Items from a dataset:
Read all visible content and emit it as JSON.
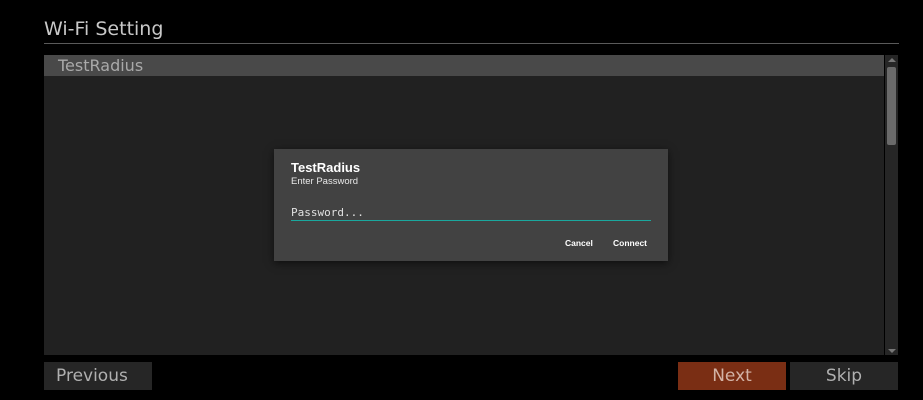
{
  "header": {
    "title": "Wi-Fi Setting"
  },
  "network_list": {
    "items": [
      {
        "ssid": "TestRadius"
      }
    ]
  },
  "dialog": {
    "title": "TestRadius",
    "message": "Enter Password",
    "password_placeholder": "Password...",
    "password_value": "",
    "cancel_label": "Cancel",
    "connect_label": "Connect",
    "accent_color": "#1aa89e"
  },
  "footer": {
    "previous_label": "Previous",
    "next_label": "Next",
    "skip_label": "Skip",
    "next_color": "#7a2e14"
  }
}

Exercise description:
Reproduce the material above verbatim; omit every picture.

Solution below:
Read all visible content and emit it as JSON.
{
  "header": {
    "title": "Wi-Fi Setting"
  },
  "network_list": {
    "items": [
      {
        "ssid": "TestRadius"
      }
    ]
  },
  "dialog": {
    "title": "TestRadius",
    "message": "Enter Password",
    "password_placeholder": "Password...",
    "password_value": "",
    "cancel_label": "Cancel",
    "connect_label": "Connect",
    "accent_color": "#1aa89e"
  },
  "footer": {
    "previous_label": "Previous",
    "next_label": "Next",
    "skip_label": "Skip",
    "next_color": "#7a2e14"
  }
}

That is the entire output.